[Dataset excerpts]
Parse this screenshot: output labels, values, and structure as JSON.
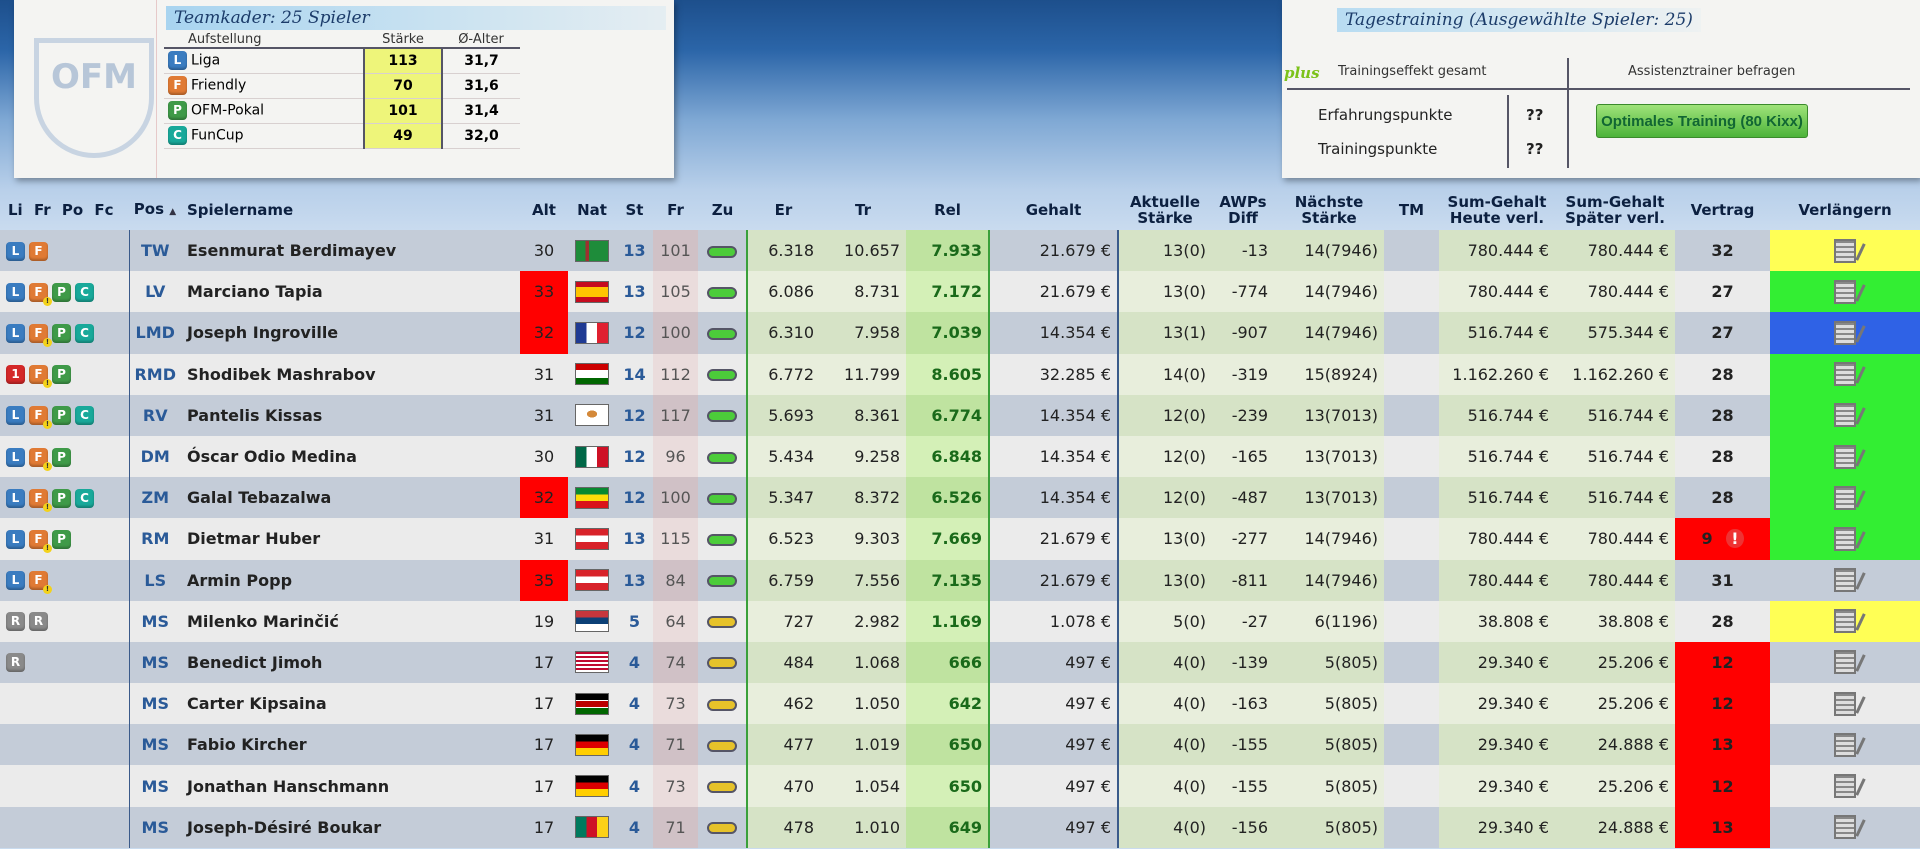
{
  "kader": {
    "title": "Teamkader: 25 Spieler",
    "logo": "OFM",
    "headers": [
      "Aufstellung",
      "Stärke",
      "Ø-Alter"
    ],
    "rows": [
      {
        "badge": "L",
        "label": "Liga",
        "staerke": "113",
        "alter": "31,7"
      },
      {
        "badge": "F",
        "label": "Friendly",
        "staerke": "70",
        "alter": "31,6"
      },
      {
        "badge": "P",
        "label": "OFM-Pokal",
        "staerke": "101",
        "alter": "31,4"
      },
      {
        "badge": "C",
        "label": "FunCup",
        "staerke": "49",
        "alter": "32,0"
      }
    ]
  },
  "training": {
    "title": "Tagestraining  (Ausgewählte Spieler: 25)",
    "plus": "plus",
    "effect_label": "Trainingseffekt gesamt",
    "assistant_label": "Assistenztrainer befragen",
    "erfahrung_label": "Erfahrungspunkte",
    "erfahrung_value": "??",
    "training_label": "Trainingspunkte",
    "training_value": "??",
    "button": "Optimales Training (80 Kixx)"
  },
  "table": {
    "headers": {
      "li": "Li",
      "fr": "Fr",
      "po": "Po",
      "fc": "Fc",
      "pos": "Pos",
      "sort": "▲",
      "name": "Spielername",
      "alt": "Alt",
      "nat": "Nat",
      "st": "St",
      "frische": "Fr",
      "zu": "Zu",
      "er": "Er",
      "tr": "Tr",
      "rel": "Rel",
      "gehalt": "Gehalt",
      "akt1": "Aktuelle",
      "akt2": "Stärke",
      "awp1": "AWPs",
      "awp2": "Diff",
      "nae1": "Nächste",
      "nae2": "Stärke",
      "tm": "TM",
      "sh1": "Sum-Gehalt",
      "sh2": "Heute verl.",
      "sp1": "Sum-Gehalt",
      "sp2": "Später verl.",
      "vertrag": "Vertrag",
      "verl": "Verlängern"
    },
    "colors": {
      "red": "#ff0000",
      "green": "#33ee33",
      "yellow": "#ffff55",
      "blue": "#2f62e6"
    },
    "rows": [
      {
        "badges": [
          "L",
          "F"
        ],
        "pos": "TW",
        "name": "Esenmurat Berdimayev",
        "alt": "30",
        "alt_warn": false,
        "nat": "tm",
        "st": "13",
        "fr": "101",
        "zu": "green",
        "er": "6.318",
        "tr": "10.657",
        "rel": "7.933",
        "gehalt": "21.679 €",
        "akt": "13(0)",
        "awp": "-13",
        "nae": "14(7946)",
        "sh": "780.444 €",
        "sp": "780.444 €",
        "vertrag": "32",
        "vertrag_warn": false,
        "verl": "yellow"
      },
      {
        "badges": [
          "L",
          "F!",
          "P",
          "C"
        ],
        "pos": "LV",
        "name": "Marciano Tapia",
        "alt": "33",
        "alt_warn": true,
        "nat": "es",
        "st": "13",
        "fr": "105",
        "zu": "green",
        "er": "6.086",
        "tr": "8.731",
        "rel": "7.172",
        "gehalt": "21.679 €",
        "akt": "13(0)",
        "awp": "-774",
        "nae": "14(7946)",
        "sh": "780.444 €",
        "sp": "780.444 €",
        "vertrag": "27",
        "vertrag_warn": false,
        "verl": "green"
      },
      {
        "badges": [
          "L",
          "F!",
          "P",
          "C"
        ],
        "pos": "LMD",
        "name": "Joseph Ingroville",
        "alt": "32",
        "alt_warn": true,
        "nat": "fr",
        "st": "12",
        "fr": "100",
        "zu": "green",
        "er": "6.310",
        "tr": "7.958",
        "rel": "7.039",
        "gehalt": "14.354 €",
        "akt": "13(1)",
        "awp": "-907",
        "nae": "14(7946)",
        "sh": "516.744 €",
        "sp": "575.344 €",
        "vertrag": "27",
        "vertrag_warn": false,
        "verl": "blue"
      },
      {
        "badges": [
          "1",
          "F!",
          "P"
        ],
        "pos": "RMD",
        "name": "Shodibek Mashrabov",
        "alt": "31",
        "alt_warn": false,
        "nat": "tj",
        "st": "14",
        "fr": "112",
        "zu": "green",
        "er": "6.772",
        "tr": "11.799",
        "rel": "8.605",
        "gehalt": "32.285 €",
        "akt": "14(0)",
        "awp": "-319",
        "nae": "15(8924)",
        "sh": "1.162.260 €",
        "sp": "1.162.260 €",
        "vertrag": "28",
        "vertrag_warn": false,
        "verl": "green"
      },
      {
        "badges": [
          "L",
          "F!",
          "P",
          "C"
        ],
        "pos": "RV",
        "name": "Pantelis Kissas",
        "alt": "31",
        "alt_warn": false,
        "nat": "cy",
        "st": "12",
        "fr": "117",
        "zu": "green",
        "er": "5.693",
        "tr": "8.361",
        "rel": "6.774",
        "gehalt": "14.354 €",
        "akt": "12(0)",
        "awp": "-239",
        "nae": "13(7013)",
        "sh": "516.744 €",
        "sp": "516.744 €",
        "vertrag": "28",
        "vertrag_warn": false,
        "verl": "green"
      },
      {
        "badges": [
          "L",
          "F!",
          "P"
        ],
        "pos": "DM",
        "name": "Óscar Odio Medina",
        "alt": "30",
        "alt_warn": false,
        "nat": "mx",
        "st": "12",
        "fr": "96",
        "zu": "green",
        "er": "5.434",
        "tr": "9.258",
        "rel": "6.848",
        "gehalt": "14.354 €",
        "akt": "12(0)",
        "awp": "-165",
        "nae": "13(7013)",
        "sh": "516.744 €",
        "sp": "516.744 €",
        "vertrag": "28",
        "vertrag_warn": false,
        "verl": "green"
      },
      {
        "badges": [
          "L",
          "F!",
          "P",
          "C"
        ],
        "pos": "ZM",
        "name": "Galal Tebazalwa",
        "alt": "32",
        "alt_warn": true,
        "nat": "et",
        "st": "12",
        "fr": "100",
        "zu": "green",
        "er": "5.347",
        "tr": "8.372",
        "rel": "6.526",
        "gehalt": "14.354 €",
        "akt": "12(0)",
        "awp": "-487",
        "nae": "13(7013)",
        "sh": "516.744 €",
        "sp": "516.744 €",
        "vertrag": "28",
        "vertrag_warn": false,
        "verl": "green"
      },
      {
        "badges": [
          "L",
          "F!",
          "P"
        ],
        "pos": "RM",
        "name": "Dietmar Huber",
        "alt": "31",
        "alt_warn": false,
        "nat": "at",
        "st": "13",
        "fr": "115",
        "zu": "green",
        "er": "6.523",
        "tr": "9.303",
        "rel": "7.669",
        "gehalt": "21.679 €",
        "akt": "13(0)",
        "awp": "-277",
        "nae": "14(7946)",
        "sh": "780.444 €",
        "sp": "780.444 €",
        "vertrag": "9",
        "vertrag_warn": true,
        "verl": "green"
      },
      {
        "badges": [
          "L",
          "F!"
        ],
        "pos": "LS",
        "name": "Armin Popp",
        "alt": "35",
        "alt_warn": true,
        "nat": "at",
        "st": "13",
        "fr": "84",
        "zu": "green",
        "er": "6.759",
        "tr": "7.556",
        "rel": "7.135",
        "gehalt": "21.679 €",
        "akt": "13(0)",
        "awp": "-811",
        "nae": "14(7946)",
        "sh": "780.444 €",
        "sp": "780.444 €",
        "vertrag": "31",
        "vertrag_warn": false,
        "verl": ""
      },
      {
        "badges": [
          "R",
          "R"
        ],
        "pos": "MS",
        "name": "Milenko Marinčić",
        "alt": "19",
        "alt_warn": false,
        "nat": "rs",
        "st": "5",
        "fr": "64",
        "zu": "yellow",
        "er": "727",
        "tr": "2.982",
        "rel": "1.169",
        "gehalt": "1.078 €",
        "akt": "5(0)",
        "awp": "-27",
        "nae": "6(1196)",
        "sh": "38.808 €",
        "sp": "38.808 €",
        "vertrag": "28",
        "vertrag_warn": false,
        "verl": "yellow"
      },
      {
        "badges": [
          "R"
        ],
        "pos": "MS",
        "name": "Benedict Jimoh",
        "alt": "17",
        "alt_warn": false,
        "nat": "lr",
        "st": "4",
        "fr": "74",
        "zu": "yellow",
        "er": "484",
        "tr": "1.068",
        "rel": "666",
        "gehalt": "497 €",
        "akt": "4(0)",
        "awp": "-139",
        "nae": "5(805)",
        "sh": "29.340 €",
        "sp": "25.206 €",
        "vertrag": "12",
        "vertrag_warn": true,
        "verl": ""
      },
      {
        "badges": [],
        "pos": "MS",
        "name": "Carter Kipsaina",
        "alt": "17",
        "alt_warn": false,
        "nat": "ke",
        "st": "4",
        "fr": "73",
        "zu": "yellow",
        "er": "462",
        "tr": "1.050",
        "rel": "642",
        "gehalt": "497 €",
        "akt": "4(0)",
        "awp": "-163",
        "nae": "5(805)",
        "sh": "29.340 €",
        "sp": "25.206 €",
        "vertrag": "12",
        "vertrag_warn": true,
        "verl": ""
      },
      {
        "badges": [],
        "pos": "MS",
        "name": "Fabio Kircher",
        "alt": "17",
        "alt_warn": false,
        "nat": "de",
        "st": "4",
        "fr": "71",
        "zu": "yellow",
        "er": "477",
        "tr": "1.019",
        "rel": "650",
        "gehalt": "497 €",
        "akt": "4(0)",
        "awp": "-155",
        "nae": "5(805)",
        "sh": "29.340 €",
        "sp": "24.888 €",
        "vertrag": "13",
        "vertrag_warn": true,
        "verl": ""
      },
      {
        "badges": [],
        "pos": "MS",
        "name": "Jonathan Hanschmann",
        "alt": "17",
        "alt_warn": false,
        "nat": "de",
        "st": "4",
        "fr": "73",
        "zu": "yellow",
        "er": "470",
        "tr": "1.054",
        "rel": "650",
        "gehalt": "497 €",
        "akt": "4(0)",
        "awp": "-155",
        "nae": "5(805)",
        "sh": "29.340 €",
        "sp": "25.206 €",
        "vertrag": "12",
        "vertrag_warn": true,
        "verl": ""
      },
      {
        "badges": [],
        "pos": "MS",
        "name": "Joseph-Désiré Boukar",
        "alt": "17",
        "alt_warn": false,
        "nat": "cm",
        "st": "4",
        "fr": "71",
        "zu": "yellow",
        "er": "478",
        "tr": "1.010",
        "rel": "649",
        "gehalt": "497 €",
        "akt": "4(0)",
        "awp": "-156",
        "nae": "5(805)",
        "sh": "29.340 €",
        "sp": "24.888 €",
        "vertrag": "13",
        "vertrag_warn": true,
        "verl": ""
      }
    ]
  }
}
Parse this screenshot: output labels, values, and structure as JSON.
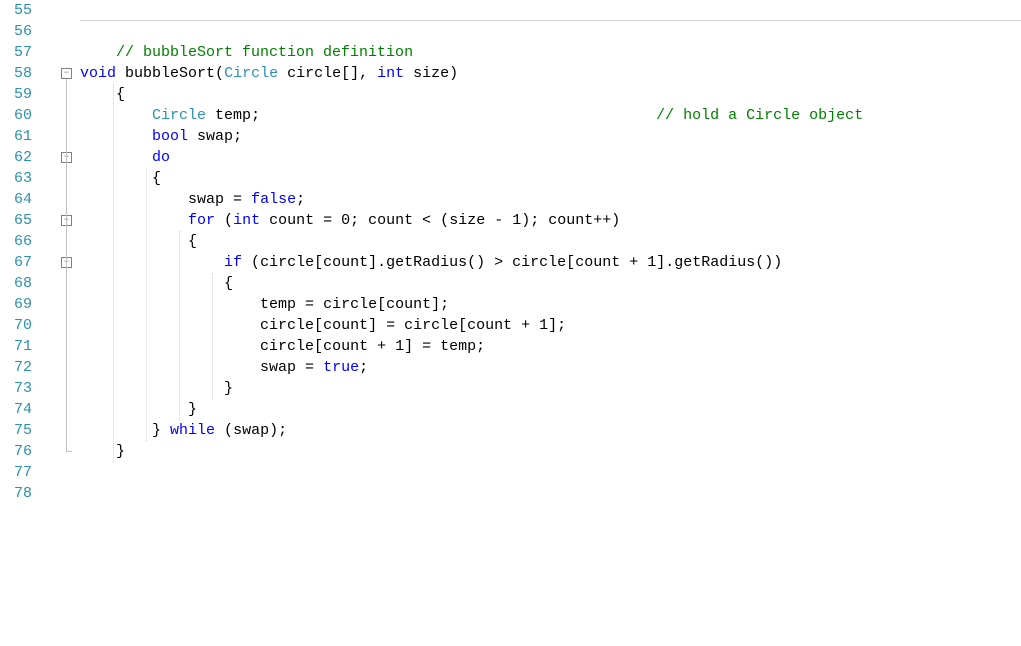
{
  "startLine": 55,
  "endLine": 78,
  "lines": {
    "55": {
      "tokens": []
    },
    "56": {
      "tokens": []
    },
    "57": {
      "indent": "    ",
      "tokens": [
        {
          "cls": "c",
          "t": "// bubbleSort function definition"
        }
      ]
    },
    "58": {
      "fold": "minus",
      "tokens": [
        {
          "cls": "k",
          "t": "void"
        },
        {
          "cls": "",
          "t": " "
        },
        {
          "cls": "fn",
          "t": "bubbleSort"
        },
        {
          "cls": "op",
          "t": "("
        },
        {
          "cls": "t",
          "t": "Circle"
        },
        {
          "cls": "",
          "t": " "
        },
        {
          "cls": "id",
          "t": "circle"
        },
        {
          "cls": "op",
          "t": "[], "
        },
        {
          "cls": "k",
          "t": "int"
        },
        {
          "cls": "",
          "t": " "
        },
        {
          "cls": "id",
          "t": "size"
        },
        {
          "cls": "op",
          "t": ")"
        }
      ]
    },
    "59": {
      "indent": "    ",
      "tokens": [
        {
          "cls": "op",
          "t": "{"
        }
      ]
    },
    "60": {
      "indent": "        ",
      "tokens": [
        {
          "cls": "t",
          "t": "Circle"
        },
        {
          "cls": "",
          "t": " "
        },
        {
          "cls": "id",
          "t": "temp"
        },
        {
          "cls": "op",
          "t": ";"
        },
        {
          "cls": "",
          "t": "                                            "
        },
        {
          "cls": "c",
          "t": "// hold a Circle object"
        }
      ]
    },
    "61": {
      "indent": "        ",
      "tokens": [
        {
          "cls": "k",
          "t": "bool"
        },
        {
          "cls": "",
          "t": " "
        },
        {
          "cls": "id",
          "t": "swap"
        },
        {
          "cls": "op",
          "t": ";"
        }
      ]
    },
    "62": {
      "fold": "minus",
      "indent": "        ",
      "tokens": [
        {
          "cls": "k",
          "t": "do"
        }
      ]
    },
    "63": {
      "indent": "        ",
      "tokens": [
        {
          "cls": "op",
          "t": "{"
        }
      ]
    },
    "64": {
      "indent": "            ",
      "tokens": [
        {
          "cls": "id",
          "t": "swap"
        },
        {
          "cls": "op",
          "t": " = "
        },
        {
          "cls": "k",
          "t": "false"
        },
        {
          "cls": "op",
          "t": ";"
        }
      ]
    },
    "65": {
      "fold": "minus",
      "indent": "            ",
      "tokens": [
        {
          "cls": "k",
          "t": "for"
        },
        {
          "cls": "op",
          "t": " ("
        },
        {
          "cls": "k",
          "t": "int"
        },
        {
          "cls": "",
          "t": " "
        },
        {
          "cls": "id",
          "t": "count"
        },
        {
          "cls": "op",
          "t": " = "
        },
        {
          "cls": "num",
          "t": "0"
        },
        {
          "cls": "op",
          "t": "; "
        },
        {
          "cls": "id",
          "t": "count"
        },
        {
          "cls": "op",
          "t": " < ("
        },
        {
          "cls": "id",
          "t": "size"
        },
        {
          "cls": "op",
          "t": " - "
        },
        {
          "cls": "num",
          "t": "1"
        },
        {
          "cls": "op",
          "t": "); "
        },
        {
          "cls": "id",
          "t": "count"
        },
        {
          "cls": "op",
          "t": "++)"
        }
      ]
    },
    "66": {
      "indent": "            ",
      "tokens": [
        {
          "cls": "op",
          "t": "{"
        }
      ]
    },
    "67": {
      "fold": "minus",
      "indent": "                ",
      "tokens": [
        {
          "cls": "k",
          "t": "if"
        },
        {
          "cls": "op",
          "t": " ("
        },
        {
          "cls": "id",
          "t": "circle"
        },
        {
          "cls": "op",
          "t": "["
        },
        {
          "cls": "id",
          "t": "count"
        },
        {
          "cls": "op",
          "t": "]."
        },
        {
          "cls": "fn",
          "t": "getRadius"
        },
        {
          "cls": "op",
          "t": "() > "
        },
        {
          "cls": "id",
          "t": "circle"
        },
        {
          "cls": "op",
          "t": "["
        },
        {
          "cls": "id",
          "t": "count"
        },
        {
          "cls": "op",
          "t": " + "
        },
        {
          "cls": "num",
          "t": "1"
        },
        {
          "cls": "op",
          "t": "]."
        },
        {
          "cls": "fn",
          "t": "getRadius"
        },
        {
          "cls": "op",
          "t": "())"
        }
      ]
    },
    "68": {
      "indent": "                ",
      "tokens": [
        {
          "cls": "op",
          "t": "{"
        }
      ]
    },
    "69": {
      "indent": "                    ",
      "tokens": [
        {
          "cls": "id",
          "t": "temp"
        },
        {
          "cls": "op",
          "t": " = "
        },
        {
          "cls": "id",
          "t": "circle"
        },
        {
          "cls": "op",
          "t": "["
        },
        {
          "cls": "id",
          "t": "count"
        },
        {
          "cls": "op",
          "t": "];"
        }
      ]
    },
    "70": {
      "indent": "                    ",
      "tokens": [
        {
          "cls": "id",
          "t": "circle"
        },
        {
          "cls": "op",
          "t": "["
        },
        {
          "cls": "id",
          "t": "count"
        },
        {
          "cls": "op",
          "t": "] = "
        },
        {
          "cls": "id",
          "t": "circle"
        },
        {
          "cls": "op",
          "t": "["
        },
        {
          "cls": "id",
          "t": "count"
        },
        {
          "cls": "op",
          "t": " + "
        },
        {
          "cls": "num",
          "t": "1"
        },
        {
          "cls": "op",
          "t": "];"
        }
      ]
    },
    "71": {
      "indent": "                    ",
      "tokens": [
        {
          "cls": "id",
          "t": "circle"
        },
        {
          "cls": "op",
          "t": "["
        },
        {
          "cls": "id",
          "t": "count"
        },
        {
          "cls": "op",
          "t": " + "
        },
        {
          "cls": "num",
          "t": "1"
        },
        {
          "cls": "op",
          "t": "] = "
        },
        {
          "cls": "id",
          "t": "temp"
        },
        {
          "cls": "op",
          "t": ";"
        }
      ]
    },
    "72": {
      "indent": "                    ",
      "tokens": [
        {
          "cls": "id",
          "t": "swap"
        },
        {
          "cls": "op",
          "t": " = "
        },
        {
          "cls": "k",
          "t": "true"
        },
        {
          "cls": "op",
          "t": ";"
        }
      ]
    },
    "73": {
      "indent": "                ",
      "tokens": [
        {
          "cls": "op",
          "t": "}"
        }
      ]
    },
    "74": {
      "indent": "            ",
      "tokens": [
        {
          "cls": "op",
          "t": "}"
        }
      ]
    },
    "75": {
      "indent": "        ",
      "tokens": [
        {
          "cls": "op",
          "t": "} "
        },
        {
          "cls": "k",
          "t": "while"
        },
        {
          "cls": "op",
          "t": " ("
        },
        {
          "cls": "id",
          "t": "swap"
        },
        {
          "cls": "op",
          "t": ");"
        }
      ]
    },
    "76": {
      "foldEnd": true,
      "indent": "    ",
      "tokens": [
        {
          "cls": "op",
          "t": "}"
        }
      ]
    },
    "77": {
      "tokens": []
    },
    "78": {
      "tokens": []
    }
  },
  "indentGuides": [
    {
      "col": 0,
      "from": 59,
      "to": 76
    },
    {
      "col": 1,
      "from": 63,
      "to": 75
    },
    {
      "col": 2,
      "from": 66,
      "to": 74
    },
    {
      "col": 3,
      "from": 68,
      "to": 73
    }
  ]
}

* [Short problem]:
Which lines hold the string "Joseph"? Copy all of them from the data above.

* [Output]:
        "name": "Joseph Ingroville",
        "name": "Joseph-Désiré Boukar",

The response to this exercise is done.